> _Task to complete_: Locate the word "yellow" in the entries below, then gather every line that holds it.

> _Entries with figure data_:
▽

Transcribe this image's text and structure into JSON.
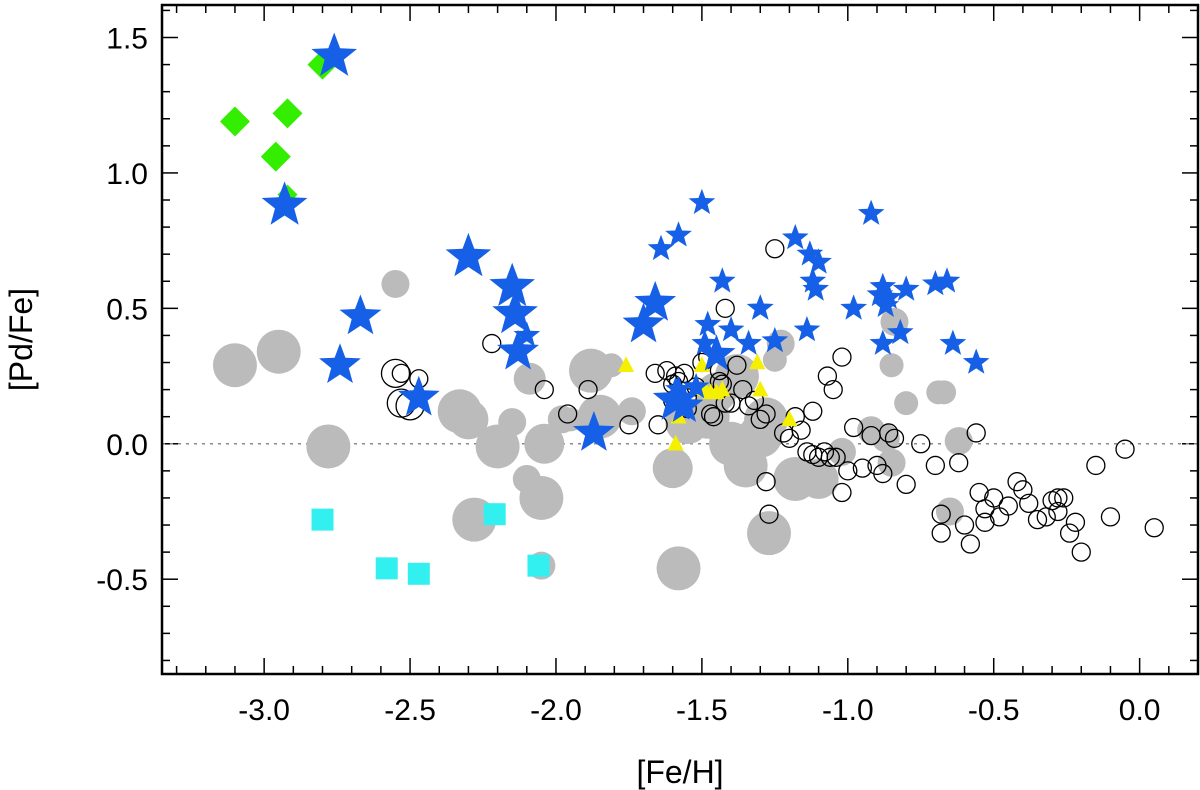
{
  "chart_data": {
    "type": "scatter",
    "xlabel": "[Fe/H]",
    "ylabel": "[Pd/Fe]",
    "xlim": [
      -3.35,
      0.2
    ],
    "ylim": [
      -0.85,
      1.62
    ],
    "xticks": [
      -3.0,
      -2.5,
      -2.0,
      -1.5,
      -1.0,
      -0.5,
      0.0
    ],
    "xtick_labels": [
      "-3.0",
      "-2.5",
      "-2.0",
      "-1.5",
      "-1.0",
      "-0.5",
      "0.0"
    ],
    "yticks": [
      -0.5,
      0.0,
      0.5,
      1.0,
      1.5
    ],
    "ytick_labels": [
      "-0.5",
      "0.0",
      "0.5",
      "1.0",
      "1.5"
    ],
    "minor_xstep": 0.1,
    "minor_ystep": 0.1,
    "reference_line_y": 0.0,
    "grid": false,
    "colors": {
      "grey": "#bbbbbb",
      "open": "#000000",
      "blue_star": "#1560e6",
      "yellow": "#f5f000",
      "green": "#33ee00",
      "cyan": "#33f0f0",
      "refline": "#888888"
    },
    "series": [
      {
        "marker": "filled-circle-grey",
        "x": [
          -2.55,
          -1.95,
          -1.81,
          -1.74,
          -1.35,
          -1.25,
          -1.23,
          -0.85,
          -0.84,
          -0.8,
          -0.69,
          -0.67,
          -3.1,
          -2.95,
          -2.78,
          -2.33,
          -2.3,
          -2.2,
          -2.28,
          -2.09,
          -2.04,
          -2.05,
          -2.1,
          -2.15,
          -1.88,
          -1.85,
          -1.6,
          -1.58,
          -1.4,
          -1.35,
          -1.3,
          -1.18,
          -1.1,
          -1.02,
          -0.92,
          -0.87,
          -0.85,
          -1.48,
          -1.45,
          -1.98,
          -2.05,
          -1.28,
          -0.65,
          -0.62,
          -1.55,
          -1.38,
          -1.27
        ],
        "y": [
          0.59,
          0.09,
          0.29,
          0.12,
          0.02,
          0.31,
          0.37,
          0.29,
          0.45,
          0.15,
          0.19,
          0.19,
          0.29,
          0.34,
          -0.01,
          0.12,
          0.09,
          -0.01,
          -0.28,
          0.24,
          0.0,
          -0.2,
          -0.13,
          0.08,
          0.27,
          0.1,
          -0.09,
          -0.46,
          0.0,
          -0.08,
          0.03,
          -0.13,
          -0.13,
          -0.03,
          0.05,
          0.02,
          -0.07,
          0.1,
          0.19,
          0.09,
          -0.45,
          0.09,
          -0.25,
          0.01,
          0.08,
          0.25,
          -0.33
        ],
        "size": [
          14,
          12,
          12,
          14,
          14,
          12,
          14,
          12,
          14,
          12,
          12,
          12,
          22,
          22,
          22,
          22,
          20,
          22,
          22,
          16,
          20,
          22,
          14,
          14,
          22,
          22,
          20,
          22,
          22,
          22,
          22,
          22,
          20,
          14,
          14,
          14,
          14,
          22,
          20,
          14,
          14,
          22,
          14,
          14,
          22,
          22,
          22
        ]
      },
      {
        "marker": "open-circle",
        "x": [
          -2.53,
          -2.5,
          -2.47,
          -2.22,
          -2.04,
          -1.96,
          -1.89,
          -1.75,
          -1.65,
          -1.62,
          -1.6,
          -1.59,
          -1.58,
          -1.55,
          -1.52,
          -1.5,
          -1.48,
          -1.46,
          -1.44,
          -1.42,
          -1.4,
          -1.38,
          -1.36,
          -1.34,
          -1.32,
          -1.3,
          -1.28,
          -1.27,
          -1.25,
          -1.22,
          -1.2,
          -1.18,
          -1.16,
          -1.14,
          -1.12,
          -1.1,
          -1.08,
          -1.06,
          -1.04,
          -1.02,
          -1.0,
          -0.98,
          -0.95,
          -0.92,
          -0.9,
          -0.88,
          -0.86,
          -0.84,
          -0.8,
          -0.75,
          -0.7,
          -0.68,
          -0.62,
          -0.58,
          -0.55,
          -0.53,
          -0.5,
          -0.48,
          -0.45,
          -0.42,
          -0.4,
          -0.38,
          -0.35,
          -0.32,
          -0.3,
          -0.28,
          -0.26,
          -0.24,
          -0.22,
          -0.2,
          -0.15,
          -0.1,
          -0.05,
          0.05,
          -0.56,
          -0.6,
          -0.68,
          -0.53,
          -0.28,
          -1.12,
          -1.28,
          -1.07,
          -1.02,
          -1.05,
          -1.42,
          -1.44,
          -1.66,
          -1.56,
          -1.55,
          -1.6,
          -1.47,
          -1.43
        ],
        "y": [
          0.26,
          0.14,
          0.24,
          0.37,
          0.2,
          0.11,
          0.2,
          0.07,
          0.07,
          0.27,
          0.22,
          0.25,
          0.23,
          0.17,
          0.21,
          0.3,
          0.32,
          0.1,
          0.27,
          0.5,
          0.15,
          0.29,
          0.2,
          0.14,
          0.16,
          0.09,
          0.11,
          -0.26,
          0.72,
          0.04,
          0.02,
          0.1,
          0.05,
          -0.03,
          -0.04,
          -0.05,
          -0.03,
          -0.05,
          -0.05,
          -0.18,
          -0.1,
          0.06,
          -0.09,
          0.03,
          -0.08,
          -0.11,
          0.04,
          0.02,
          -0.15,
          0.0,
          -0.08,
          -0.33,
          -0.07,
          -0.37,
          -0.18,
          -0.24,
          -0.2,
          -0.27,
          -0.23,
          -0.14,
          -0.17,
          -0.22,
          -0.28,
          -0.27,
          -0.21,
          -0.25,
          -0.2,
          -0.33,
          -0.29,
          -0.4,
          -0.08,
          -0.27,
          -0.02,
          -0.31,
          0.04,
          -0.3,
          -0.26,
          -0.29,
          -0.2,
          0.12,
          -0.14,
          0.25,
          0.32,
          0.2,
          0.15,
          0.23,
          0.26,
          0.26,
          0.13,
          0.16,
          0.11,
          0.22
        ],
        "size": [
          9,
          14,
          9,
          9,
          9,
          9,
          9,
          9,
          9,
          9,
          9,
          9,
          9,
          9,
          9,
          9,
          9,
          9,
          9,
          9,
          9,
          9,
          9,
          9,
          9,
          9,
          9,
          9,
          9,
          9,
          9,
          9,
          9,
          9,
          9,
          9,
          9,
          9,
          9,
          9,
          9,
          9,
          9,
          9,
          9,
          9,
          9,
          9,
          9,
          9,
          9,
          9,
          9,
          9,
          9,
          9,
          9,
          9,
          9,
          9,
          9,
          9,
          9,
          9,
          9,
          9,
          9,
          9,
          9,
          9,
          9,
          9,
          9,
          9,
          9,
          9,
          9,
          9,
          9,
          9,
          9,
          9,
          9,
          9,
          9,
          9,
          9,
          9,
          9,
          9,
          9,
          9
        ],
        "extra_large": [
          {
            "x": -2.55,
            "y": 0.26
          },
          {
            "x": -2.53,
            "y": 0.15
          }
        ]
      },
      {
        "marker": "star-blue",
        "x": [
          -2.76,
          -2.93,
          -2.67,
          -2.3,
          -2.74,
          -2.47,
          -2.15,
          -2.14,
          -2.13,
          -1.87,
          -1.7,
          -1.66,
          -1.59,
          -1.56,
          -1.45,
          -1.5,
          -1.64,
          -1.58,
          -1.49,
          -1.43,
          -1.4,
          -1.3,
          -1.25,
          -1.34,
          -1.18,
          -1.12,
          -1.1,
          -1.13,
          -1.11,
          -1.14,
          -0.98,
          -0.88,
          -0.89,
          -0.87,
          -0.86,
          -0.8,
          -0.82,
          -0.7,
          -0.66,
          -0.64,
          -0.92,
          -0.56,
          -1.48,
          -1.3,
          -1.52,
          -1.58,
          -2.1,
          -0.88
        ],
        "y": [
          1.43,
          0.88,
          0.47,
          0.69,
          0.29,
          0.17,
          0.58,
          0.48,
          0.34,
          0.04,
          0.44,
          0.52,
          0.16,
          0.14,
          0.33,
          0.89,
          0.72,
          0.77,
          0.37,
          0.6,
          0.42,
          0.5,
          0.38,
          0.37,
          0.76,
          0.6,
          0.67,
          0.7,
          0.57,
          0.42,
          0.5,
          0.58,
          0.55,
          0.51,
          0.54,
          0.57,
          0.41,
          0.59,
          0.6,
          0.37,
          0.85,
          0.3,
          0.44,
          0.5,
          0.21,
          0.2,
          0.4,
          0.37
        ],
        "size": [
          24,
          24,
          22,
          24,
          22,
          22,
          24,
          24,
          22,
          22,
          22,
          22,
          24,
          20,
          20,
          14,
          14,
          14,
          14,
          14,
          14,
          14,
          14,
          14,
          14,
          14,
          14,
          14,
          14,
          14,
          14,
          14,
          14,
          14,
          14,
          14,
          14,
          14,
          14,
          14,
          14,
          14,
          14,
          14,
          14,
          14,
          14,
          14
        ]
      },
      {
        "marker": "triangle-yellow",
        "x": [
          -1.76,
          -1.58,
          -1.5,
          -1.49,
          -1.47,
          -1.45,
          -1.43,
          -1.31,
          -1.3,
          -1.2,
          -1.59
        ],
        "y": [
          0.29,
          0.1,
          0.29,
          0.2,
          0.19,
          0.19,
          0.2,
          0.3,
          0.2,
          0.09,
          0.0
        ],
        "size": [
          9,
          9,
          9,
          9,
          9,
          9,
          9,
          9,
          9,
          9,
          9
        ]
      },
      {
        "marker": "diamond-green",
        "x": [
          -3.1,
          -2.96,
          -2.92,
          -2.8,
          -2.92
        ],
        "y": [
          1.19,
          1.06,
          1.22,
          1.4,
          0.92
        ],
        "size": [
          15,
          15,
          15,
          15,
          10
        ]
      },
      {
        "marker": "square-cyan",
        "x": [
          -2.8,
          -2.58,
          -2.47,
          -2.21,
          -2.06
        ],
        "y": [
          -0.28,
          -0.46,
          -0.48,
          -0.26,
          -0.45
        ],
        "size": [
          11,
          11,
          11,
          11,
          11
        ]
      }
    ]
  }
}
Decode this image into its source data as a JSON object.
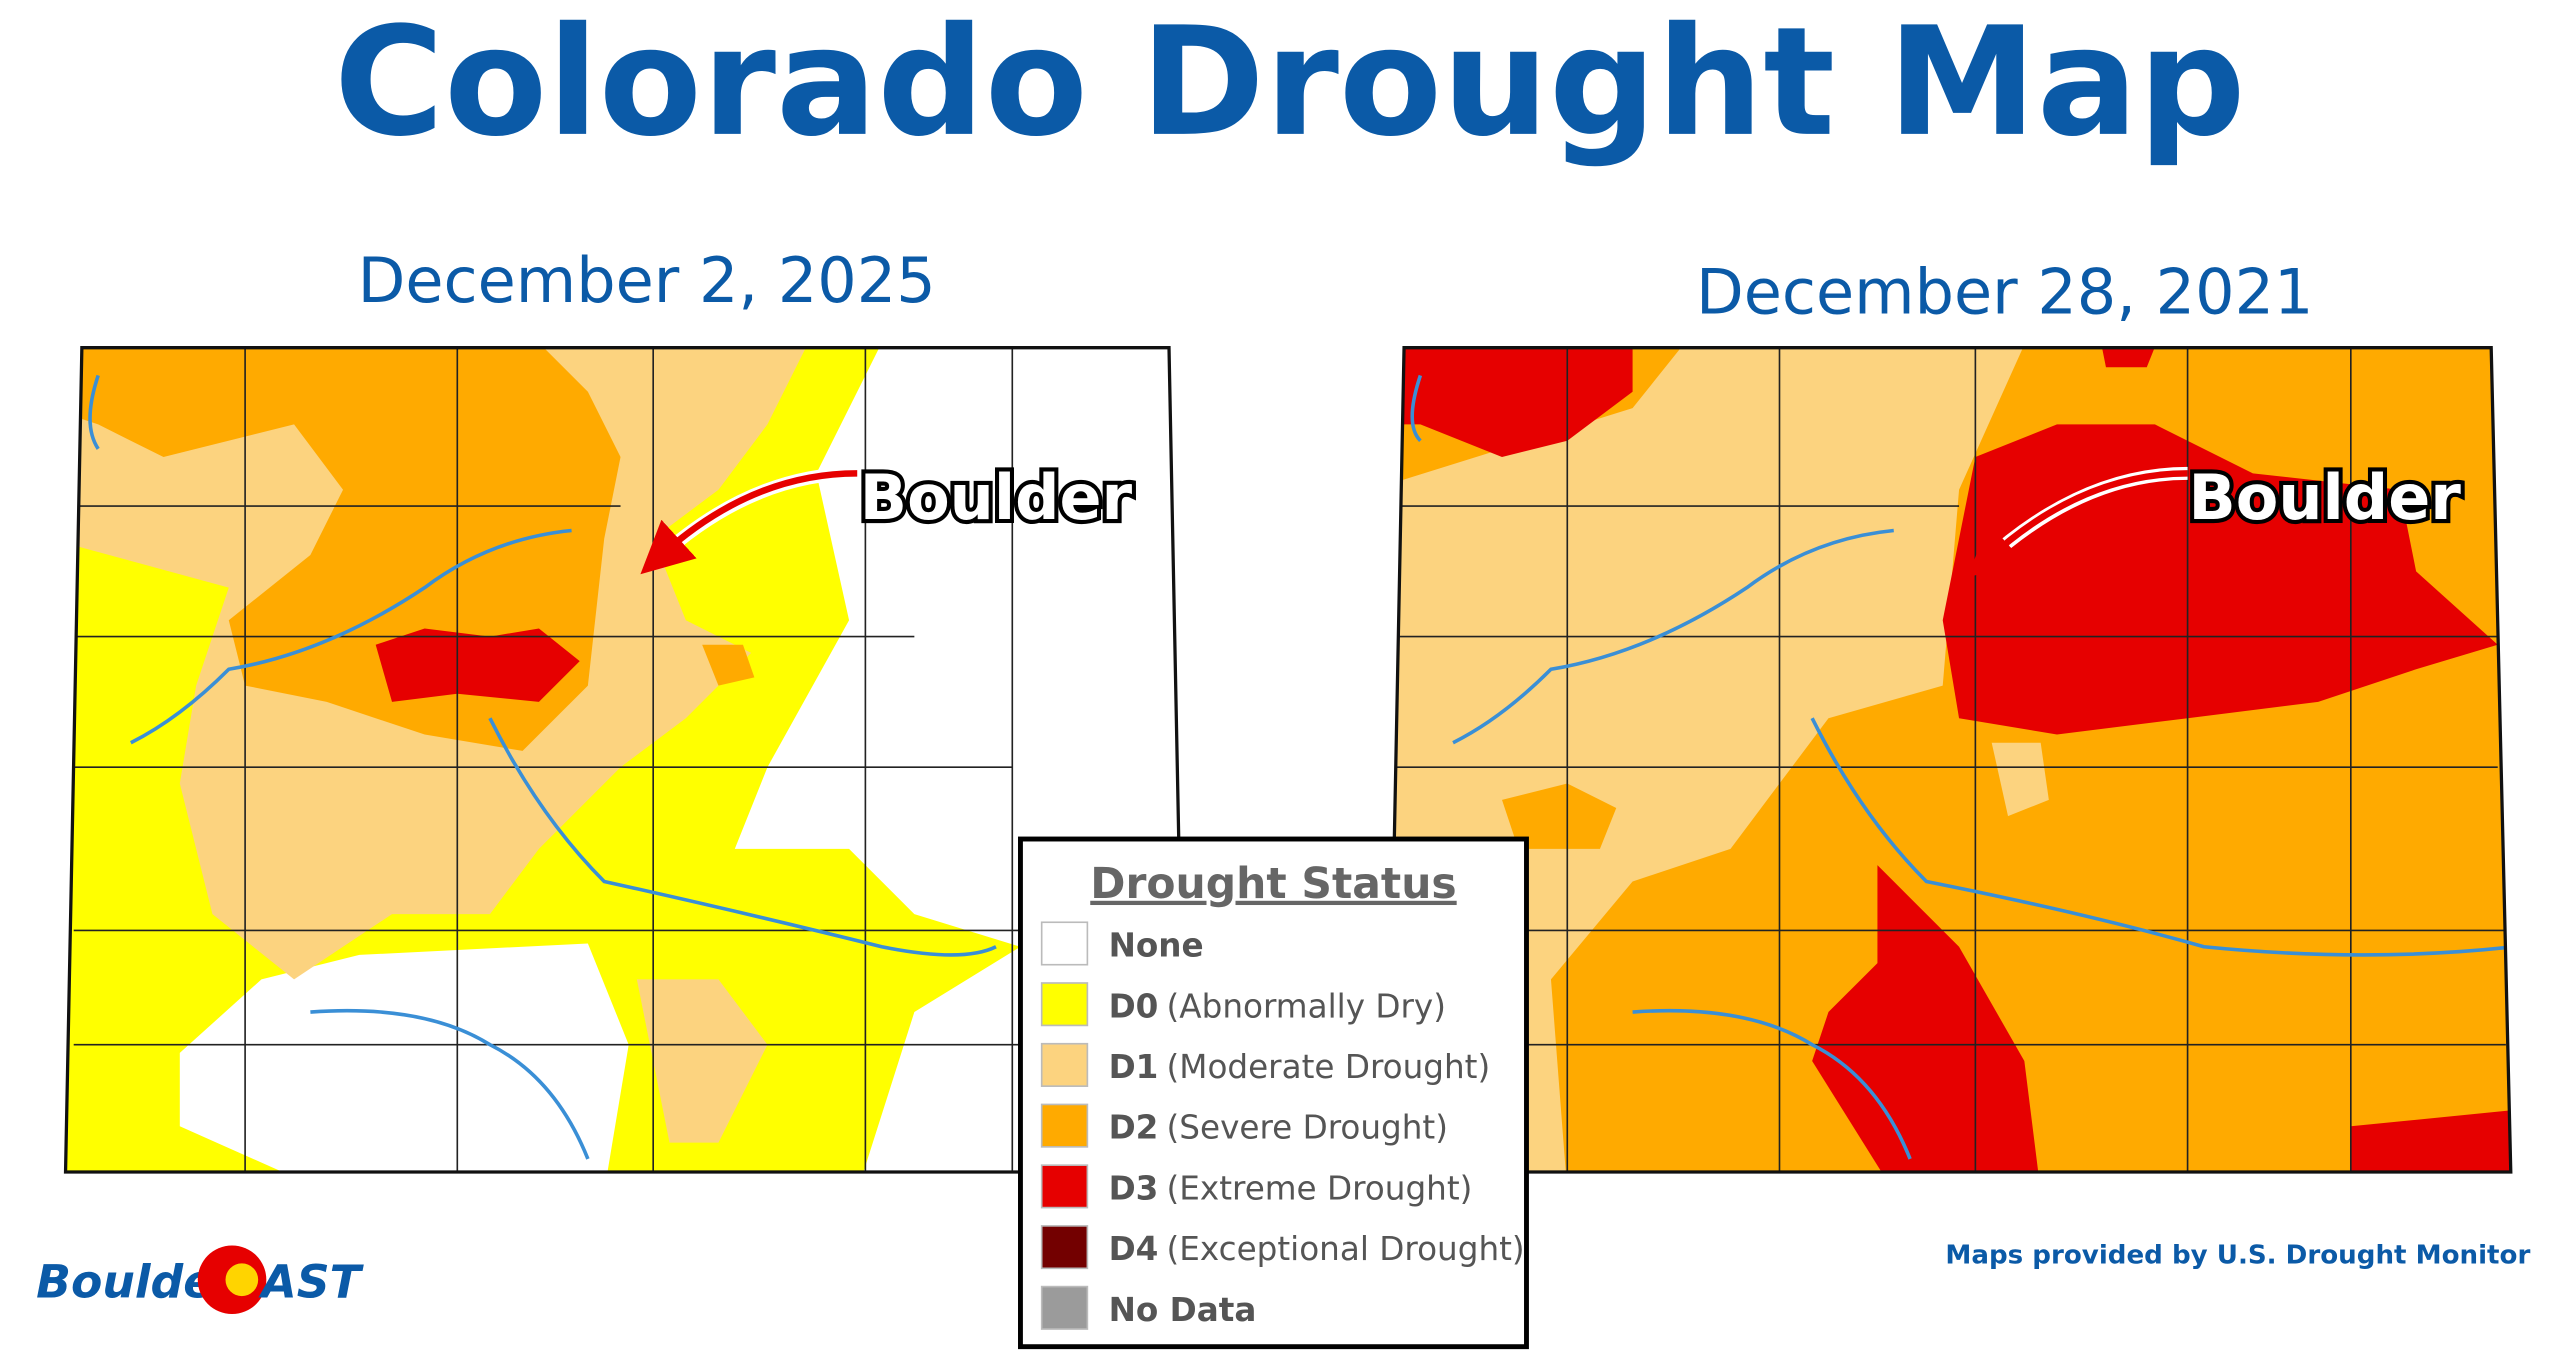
{
  "header": {
    "title": "Colorado Drought Map"
  },
  "maps": [
    {
      "date": "December 2, 2025",
      "annotation": "Boulder"
    },
    {
      "date": "December 28, 2021",
      "annotation": "Boulder"
    }
  ],
  "legend": {
    "title": "Drought Status",
    "items": [
      {
        "code": "None",
        "color": "#ffffff"
      },
      {
        "code": "D0",
        "description": "(Abnormally Dry)",
        "color": "#ffff00"
      },
      {
        "code": "D1",
        "description": "(Moderate Drought)",
        "color": "#fcd37f"
      },
      {
        "code": "D2",
        "description": "(Severe Drought)",
        "color": "#ffaa00"
      },
      {
        "code": "D3",
        "description": "(Extreme Drought)",
        "color": "#e60000"
      },
      {
        "code": "D4",
        "description": "(Exceptional Drought)",
        "color": "#730000"
      },
      {
        "code": "No Data",
        "color": "#9b9b9b"
      }
    ]
  },
  "footer": {
    "logo_left": "Boulder",
    "logo_right": "AST",
    "credit": "Maps provided by U.S. Drought Monitor"
  }
}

△

> _Task solution_:
      "yellow": "#f5f000",
        "marker": "triangle-yellow",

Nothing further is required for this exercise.